- [SUPPLIED PASSAGE]:
# Nomos Resale Value... Ouch!



## Hands90

Recently I've been buying Doxa's like crazy. Call it a bug or the fact that I'm signing up for diving lessons to get certified. This brings me to my Nomos Ahoi. 

The resale value hurts. It hurts really bad. I've shopped it around to many of the major watch dealers. Some simply didn't respond others said I'd take a sizable hit and they didn't want to make an offer if I was the one who bought it retail.

I was always under the impression that Nomos held it's value but apparently it does not. I've been told I'm selling too soon and that the watch is still "too new" (I thought this would be a positive thing). 

I have seen clubs that are new at $1,500 go for $1,300 so maybe I just have a bad model. 

This isn't a good time to sell but at the end of the day I think I'm moving on so the watch is up.

Do you guys think I should just hold on to it for a while?


----------



## pwk

What did you pay roughly ? Been looking at one lately.


----------



## Hands90

pwk said:


> What did you pay roughly ? Been looking at one lately.


I bought from the Nomos site. I'm proud to have bought straight from Nomos but the resale according to the major watch resellers was not good.

I'm not looking to get my money back but I also do not want to loose more then a couple thousand.


----------



## flyingpicasso

I know it's obvious, but you'd do better selling to a private party than to a dealer who needs to re-sell and make money.


----------



## Hands90

flyingpicasso said:


> I know it's obvious, but you'd do better selling to a private party than to a dealer who needs to re-sell and make money.


This is completely true. One dealer said the same to me. Figured it was worth a shot. I'm going to take a hit on it.


----------



## Rivarama

The value is already lost. If you don't like the watch then sell it.

I can see why the Nomos Ahoi would not be the most popular Nomos. I think they are cool though, especially in the 36mm size.


----------



## Hands90

Rivarama said:


> The value is already lost. If you don't like the watch then sell it.
> 
> I can see why the Nomos Ahoi would not be the most popular Nomos. I think they are cool though, especially in the 36mm size.


Cool enough to buy one?


----------



## UnfortunateDateWindow

I've bought and sold a lot of watches, to/from both dealers and individuals, including Nomos models at various price points. Nomos' resale hit isn't that different from most brands.

Like a car, expect resale value to lose about 20% off the retail price immediately after purchase. This is for a bunch of reasons, but the biggest are people concluding "Why don't I just buy it new if it's close to the new price?" and the prevalence of gray-market sales or dealer discounting. It's pretty easy to get a dealer to knock 5–15% off the retail price of most brands, including Nomos, with minimal negotiation. And gray-market dealers discount certain brands by 20–40%.

As unfortunate as it is, buying from Nomos' site — or paying the official retail price for almost any watch — is usually a pretty bad deal.

Also like cars, if you're trading into a dealer or reseller instead of selling to an individual who intends to keep it, you'll lose more because they're assuming a risk and need a profit margin. Whatever you see them selling for used online, knock about 20–30% off to estimate the most a reseller will likely pay you for it. (And like cars, you'll get a better deal if you're trading in a watch as part of a transaction to buy another one, rather than just selling it back for cash.)

- [REQUIREMENTS]:
a) Please list the username of each person who posts in the Nomos resale thread.
b) In the Nomos resale thread, take the part that opens with "## UnfortunateDateWindow" and closes with "from most brands.", and write it out again with "individuals" swapped for "collectors".

- [PROVIDED DATA]:
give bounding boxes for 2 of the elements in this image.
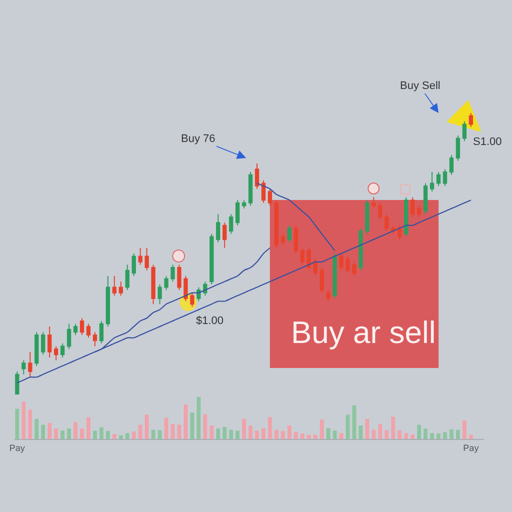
x-tick-label: Pay xyxy=(463,442,480,453)
x-tick-label: Pay xyxy=(9,442,26,453)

- [RESPONSES]:
a) Hands90, pwk, flyingpicasso, Rivarama, UnfortunateDateWindow

b)
## UnfortunateDateWindow

I've bought and sold a lot of watches, to/from both dealers and collectors, including Nomos models at various price points. Nomos' resale hit isn't that different from most brands.